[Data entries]

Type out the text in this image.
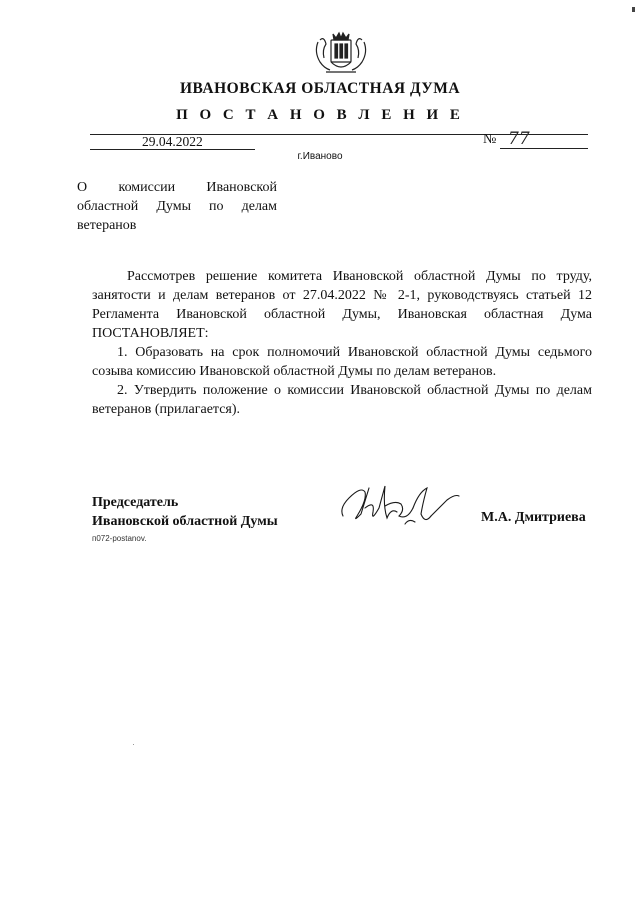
ИВАНОВСКАЯ ОБЛАСТНАЯ ДУМА
П О С Т А Н О В Л Е Н И Е
29.04.2022	№ 77
г.Иваново
О комиссии Ивановской областной Думы по делам ветеранов

Рассмотрев решение комитета Ивановской областной Думы по труду, занятости и делам ветеранов от 27.04.2022 № 2-1, руководствуясь статьей 12 Регламента Ивановской областной Думы, Ивановская областная Дума ПОСТАНОВЛЯЕТ:

1. Образовать на срок полномочий Ивановской областной Думы седьмого созыва комиссию Ивановской областной Думы по делам ветеранов.

2. Утвердить положение о комиссии Ивановской областной Думы по делам ветеранов (прилагается).

Председатель
Ивановской областной Думы	М.А. Дмитриева
п072-postanov.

GIVEN REQUEST: Output the records above exactly as they are, leaving out the pictures.

ANSWER FOR THIS EXERCISE:
Type out the text in this image.
ИВАНОВСКАЯ ОБЛАСТНАЯ ДУМА
П О С Т А Н О В Л Е Н И Е
29.04.2022	№ 77
г.Иваново
О комиссии Ивановской областной Думы по делам ветеранов

Рассмотрев решение комитета Ивановской областной Думы по труду, занятости и делам ветеранов от 27.04.2022 № 2-1, руководствуясь статьей 12 Регламента Ивановской областной Думы, Ивановская областная Дума ПОСТАНОВЛЯЕТ:

1. Образовать на срок полномочий Ивановской областной Думы седьмого созыва комиссию Ивановской областной Думы по делам ветеранов.

2. Утвердить положение о комиссии Ивановской областной Думы по делам ветеранов (прилагается).

Председатель
Ивановской областной Думы	М.А. Дмитриева
п072-postanov.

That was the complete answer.